Material for this exercise:
•••

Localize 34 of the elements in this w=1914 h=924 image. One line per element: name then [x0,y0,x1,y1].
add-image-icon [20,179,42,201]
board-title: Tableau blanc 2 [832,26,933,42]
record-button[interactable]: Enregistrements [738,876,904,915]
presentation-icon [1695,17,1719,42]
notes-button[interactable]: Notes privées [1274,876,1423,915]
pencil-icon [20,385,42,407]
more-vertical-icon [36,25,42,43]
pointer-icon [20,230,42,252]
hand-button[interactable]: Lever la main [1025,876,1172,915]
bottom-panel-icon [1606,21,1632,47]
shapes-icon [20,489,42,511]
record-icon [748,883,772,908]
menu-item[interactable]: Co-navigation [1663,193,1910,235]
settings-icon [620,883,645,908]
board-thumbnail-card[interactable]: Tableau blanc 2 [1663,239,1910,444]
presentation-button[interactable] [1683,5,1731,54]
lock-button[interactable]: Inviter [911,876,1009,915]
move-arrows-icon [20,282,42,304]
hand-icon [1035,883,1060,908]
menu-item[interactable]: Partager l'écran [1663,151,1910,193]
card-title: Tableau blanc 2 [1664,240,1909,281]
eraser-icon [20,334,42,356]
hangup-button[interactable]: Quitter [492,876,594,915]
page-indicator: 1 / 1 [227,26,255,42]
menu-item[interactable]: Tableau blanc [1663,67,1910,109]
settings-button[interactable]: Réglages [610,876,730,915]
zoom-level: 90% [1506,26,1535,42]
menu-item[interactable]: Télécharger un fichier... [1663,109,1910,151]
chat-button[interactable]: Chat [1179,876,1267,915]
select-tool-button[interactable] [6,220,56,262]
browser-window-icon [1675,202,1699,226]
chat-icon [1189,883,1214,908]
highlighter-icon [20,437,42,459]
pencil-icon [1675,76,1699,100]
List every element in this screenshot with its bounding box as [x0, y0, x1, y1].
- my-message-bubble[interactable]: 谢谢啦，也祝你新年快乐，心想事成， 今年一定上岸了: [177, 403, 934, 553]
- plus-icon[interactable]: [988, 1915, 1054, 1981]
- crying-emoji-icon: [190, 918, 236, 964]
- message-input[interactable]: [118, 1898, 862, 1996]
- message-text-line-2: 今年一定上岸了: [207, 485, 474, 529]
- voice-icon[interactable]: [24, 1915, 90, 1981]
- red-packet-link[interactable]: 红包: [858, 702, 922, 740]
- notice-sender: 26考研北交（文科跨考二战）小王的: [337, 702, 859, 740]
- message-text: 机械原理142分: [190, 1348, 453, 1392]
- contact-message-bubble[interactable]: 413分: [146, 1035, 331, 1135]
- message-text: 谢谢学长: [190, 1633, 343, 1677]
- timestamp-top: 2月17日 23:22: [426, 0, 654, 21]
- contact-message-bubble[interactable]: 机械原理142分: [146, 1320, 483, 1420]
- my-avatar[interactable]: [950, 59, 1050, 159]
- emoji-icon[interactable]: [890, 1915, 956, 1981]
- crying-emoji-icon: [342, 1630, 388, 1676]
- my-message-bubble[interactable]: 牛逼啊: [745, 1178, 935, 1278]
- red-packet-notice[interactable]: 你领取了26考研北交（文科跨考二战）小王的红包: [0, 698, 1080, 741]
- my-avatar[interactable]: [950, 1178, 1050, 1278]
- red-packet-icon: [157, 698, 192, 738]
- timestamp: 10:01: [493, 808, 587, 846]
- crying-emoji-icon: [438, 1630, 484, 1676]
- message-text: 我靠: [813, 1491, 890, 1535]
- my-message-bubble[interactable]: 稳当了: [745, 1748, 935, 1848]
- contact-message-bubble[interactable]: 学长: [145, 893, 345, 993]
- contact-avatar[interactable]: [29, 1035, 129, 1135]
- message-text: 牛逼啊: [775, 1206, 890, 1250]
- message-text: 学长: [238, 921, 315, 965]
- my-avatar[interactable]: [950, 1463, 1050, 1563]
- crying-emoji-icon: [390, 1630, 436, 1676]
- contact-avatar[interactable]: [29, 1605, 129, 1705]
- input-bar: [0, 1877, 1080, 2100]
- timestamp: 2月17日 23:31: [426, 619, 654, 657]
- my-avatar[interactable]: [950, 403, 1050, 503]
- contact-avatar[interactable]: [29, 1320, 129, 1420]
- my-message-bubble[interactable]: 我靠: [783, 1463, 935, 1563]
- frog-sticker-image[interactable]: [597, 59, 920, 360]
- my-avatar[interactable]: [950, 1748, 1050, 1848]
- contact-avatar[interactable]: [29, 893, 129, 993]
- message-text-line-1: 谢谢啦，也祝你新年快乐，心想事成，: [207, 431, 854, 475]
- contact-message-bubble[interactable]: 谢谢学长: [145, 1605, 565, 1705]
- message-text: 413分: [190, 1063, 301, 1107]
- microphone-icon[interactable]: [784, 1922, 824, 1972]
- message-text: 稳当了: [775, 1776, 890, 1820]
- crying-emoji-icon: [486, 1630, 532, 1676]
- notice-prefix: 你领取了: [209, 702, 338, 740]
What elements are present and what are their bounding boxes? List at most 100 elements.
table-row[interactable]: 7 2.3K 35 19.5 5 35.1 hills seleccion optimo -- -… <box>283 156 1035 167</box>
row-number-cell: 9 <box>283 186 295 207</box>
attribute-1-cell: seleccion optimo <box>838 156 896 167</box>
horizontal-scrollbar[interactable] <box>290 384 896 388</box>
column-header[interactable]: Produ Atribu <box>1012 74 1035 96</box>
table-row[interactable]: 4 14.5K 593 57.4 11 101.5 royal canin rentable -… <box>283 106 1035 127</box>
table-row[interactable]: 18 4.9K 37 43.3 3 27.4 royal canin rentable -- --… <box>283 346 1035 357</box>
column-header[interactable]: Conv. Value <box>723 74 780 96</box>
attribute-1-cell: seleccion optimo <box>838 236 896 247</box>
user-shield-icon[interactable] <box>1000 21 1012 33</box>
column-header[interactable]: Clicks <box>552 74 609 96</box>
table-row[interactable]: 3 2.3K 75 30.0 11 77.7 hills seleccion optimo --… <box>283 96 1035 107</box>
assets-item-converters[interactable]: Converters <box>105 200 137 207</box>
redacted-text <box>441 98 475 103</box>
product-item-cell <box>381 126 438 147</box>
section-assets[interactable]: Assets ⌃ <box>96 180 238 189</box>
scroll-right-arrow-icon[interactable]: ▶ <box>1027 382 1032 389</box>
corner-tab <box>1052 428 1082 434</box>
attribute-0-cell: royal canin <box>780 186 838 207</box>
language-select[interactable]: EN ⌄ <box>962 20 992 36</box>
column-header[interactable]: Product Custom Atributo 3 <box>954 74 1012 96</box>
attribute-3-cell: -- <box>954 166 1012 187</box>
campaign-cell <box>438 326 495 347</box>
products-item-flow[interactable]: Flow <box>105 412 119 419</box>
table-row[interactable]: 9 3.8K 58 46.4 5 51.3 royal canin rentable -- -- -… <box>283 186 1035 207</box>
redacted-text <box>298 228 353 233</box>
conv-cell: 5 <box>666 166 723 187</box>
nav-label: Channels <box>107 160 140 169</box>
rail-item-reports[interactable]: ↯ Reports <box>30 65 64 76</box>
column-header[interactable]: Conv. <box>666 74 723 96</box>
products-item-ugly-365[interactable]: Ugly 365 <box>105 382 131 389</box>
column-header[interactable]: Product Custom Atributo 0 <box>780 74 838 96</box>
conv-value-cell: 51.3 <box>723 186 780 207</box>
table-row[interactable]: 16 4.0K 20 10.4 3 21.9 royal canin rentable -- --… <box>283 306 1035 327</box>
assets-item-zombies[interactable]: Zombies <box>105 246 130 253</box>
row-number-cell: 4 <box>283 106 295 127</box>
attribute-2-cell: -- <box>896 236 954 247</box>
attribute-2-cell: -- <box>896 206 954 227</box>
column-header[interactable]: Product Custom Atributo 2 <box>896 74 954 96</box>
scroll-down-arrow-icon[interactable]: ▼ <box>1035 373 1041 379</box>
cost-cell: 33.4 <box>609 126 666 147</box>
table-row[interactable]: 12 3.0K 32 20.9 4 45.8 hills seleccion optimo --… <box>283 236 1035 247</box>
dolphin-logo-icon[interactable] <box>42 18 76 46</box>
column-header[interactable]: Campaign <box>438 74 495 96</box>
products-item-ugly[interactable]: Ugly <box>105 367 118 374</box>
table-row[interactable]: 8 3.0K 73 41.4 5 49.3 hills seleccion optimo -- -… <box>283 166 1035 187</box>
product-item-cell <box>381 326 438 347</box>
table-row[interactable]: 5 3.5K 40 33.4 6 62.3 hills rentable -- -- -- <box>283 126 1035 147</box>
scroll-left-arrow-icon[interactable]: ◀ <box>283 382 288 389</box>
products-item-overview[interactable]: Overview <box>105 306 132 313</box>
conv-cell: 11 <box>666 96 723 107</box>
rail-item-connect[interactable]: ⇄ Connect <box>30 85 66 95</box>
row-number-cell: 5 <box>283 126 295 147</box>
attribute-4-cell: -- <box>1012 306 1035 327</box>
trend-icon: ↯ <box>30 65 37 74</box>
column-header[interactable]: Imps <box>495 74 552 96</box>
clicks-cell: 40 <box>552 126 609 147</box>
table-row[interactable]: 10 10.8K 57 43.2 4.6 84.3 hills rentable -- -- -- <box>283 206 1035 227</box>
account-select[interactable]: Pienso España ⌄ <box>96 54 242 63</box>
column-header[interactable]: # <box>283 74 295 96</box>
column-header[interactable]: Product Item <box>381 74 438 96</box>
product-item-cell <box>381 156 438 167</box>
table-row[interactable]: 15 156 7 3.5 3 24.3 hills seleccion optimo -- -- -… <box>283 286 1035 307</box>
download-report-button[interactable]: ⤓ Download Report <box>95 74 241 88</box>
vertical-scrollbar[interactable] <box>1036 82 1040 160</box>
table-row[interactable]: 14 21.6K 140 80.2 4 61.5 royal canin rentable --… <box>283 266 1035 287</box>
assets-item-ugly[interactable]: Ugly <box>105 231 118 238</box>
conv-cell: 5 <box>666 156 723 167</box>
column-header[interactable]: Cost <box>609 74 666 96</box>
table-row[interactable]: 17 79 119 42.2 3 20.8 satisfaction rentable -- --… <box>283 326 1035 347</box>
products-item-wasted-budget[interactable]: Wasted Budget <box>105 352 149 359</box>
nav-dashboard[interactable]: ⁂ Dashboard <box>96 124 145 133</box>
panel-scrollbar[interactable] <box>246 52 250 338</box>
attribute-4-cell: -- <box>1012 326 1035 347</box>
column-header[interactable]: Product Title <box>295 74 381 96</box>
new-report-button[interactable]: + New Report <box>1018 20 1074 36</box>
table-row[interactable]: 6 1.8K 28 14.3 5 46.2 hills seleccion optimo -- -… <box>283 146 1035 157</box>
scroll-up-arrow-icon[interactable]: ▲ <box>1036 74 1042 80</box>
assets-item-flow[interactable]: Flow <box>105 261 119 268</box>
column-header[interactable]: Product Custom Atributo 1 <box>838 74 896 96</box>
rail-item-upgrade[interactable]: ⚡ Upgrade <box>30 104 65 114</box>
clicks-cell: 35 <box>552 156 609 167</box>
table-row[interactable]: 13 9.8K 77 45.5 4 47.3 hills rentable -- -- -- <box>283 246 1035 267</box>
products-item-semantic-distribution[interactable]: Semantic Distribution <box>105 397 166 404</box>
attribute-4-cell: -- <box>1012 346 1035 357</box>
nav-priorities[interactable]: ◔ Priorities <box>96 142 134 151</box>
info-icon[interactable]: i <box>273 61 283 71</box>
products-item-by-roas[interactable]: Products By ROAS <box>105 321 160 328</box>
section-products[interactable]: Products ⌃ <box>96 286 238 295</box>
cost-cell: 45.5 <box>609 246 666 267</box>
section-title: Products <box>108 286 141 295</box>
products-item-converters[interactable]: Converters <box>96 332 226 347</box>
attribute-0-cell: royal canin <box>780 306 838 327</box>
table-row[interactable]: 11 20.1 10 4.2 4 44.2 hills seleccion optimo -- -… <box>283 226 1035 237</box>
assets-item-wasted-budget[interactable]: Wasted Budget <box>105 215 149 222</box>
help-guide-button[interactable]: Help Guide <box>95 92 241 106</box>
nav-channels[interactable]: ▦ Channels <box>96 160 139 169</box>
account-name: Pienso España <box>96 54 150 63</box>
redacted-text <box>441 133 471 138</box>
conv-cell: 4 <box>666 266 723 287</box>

•••

The problem: Return the lines of the listing above from its first line through the line holding "presentation-icon [1695,17,1719,42]", inclusive, copying each one exactly.

Output for this exercise:
Localize 34 of the elements in this w=1914 h=924 image. One line per element: name then [x0,y0,x1,y1].
add-image-icon [20,179,42,201]
board-title: Tableau blanc 2 [832,26,933,42]
record-button[interactable]: Enregistrements [738,876,904,915]
presentation-icon [1695,17,1719,42]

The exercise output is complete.